[Stored records]
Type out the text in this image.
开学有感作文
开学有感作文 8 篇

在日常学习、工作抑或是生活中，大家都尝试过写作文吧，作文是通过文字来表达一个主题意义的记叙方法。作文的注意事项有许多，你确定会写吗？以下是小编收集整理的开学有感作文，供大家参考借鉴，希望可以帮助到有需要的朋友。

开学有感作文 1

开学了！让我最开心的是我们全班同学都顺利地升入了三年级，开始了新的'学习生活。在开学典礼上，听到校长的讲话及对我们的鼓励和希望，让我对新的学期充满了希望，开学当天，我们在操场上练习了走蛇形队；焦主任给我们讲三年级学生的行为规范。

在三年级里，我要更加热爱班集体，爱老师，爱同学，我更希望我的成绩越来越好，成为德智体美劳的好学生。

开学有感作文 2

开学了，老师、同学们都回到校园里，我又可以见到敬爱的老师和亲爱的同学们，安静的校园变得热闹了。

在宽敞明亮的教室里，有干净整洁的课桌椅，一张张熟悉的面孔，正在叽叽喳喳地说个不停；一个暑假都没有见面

> Task description
Please repeat the material above, word for word and in full.

> Worked solution
Type out the text in this image.
开学有感作文
开学有感作文 8 篇

在日常学习、工作抑或是生活中，大家都尝试过写作文吧，作文是通过文字来表达一个主题意义的记叙方法。作文的注意事项有许多，你确定会写吗？以下是小编收集整理的开学有感作文，供大家参考借鉴，希望可以帮助到有需要的朋友。

开学有感作文 1

开学了！让我最开心的是我们全班同学都顺利地升入了三年级，开始了新的'学习生活。在开学典礼上，听到校长的讲话及对我们的鼓励和希望，让我对新的学期充满了希望，开学当天，我们在操场上练习了走蛇形队；焦主任给我们讲三年级学生的行为规范。

在三年级里，我要更加热爱班集体，爱老师，爱同学，我更希望我的成绩越来越好，成为德智体美劳的好学生。

开学有感作文 2

开学了，老师、同学们都回到校园里，我又可以见到敬爱的老师和亲爱的同学们，安静的校园变得热闹了。

在宽敞明亮的教室里，有干净整洁的课桌椅，一张张熟悉的面孔，正在叽叽喳喳地说个不停；一个暑假都没有见面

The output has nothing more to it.